Given entries =>
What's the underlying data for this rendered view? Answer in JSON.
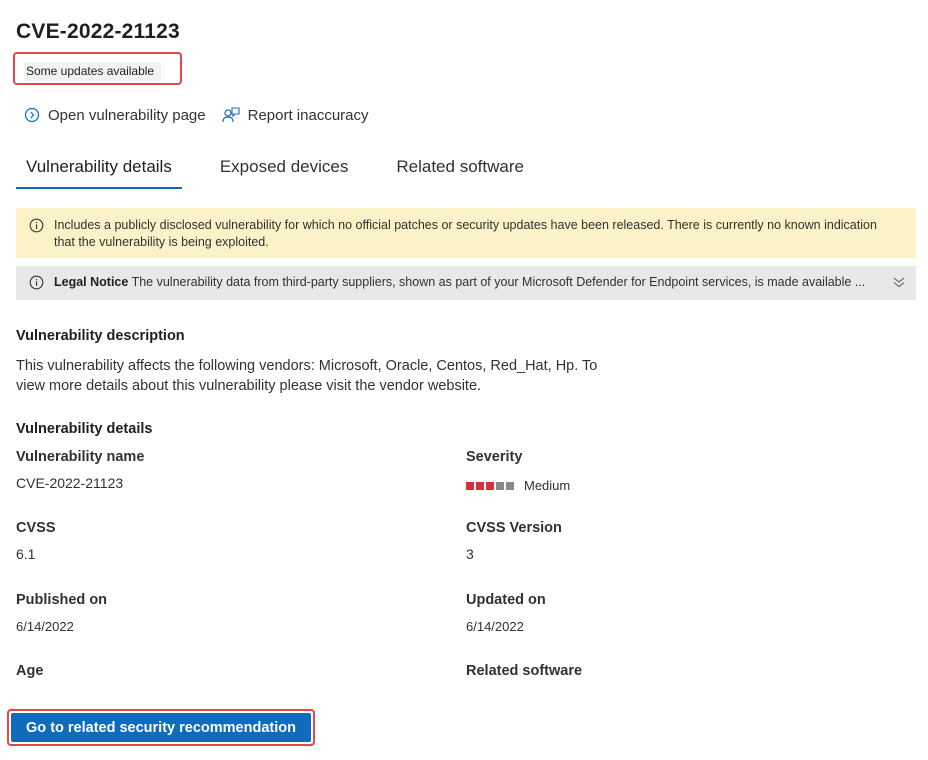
{
  "header": {
    "title": "CVE-2022-21123",
    "status_badge": "Some updates available"
  },
  "actions": {
    "open_page": "Open vulnerability page",
    "report": "Report inaccuracy"
  },
  "tabs": [
    {
      "label": "Vulnerability details",
      "active": true
    },
    {
      "label": "Exposed devices",
      "active": false
    },
    {
      "label": "Related software",
      "active": false
    }
  ],
  "banners": {
    "warning_line1": "Includes a publicly disclosed vulnerability for which no official patches or security updates have been released. There is currently no known indication",
    "warning_line2": "that the vulnerability is being exploited.",
    "legal_title": "Legal Notice",
    "legal_text": "The vulnerability data from third-party suppliers, shown as part of your Microsoft Defender for Endpoint services, is made available ..."
  },
  "description": {
    "heading": "Vulnerability description",
    "line1": "This vulnerability affects the following vendors: Microsoft, Oracle, Centos, Red_Hat, Hp. To",
    "line2": "view more details about this vulnerability please visit the vendor website."
  },
  "details": {
    "heading": "Vulnerability details",
    "name_label": "Vulnerability name",
    "name_value": "CVE-2022-21123",
    "severity_label": "Severity",
    "severity_value": "Medium",
    "severity_level": 3,
    "severity_max": 5,
    "cvss_label": "CVSS",
    "cvss_value": "6.1",
    "cvss_version_label": "CVSS Version",
    "cvss_version_value": "3",
    "published_label": "Published on",
    "published_value": "6/14/2022",
    "updated_label": "Updated on",
    "updated_value": "6/14/2022",
    "age_label": "Age",
    "related_label": "Related software"
  },
  "cta": {
    "label": "Go to related security recommendation"
  },
  "colors": {
    "accent": "#0f6cbd",
    "severity_filled": "#d13438",
    "severity_empty": "#8a8886",
    "warning_bg": "#fcf2c8",
    "highlight": "#e2474c"
  }
}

Written request => From the entries above, pull out each line that includes "software".

Exercise response =>
      "label": "Related software",
    "related_label": "Related software"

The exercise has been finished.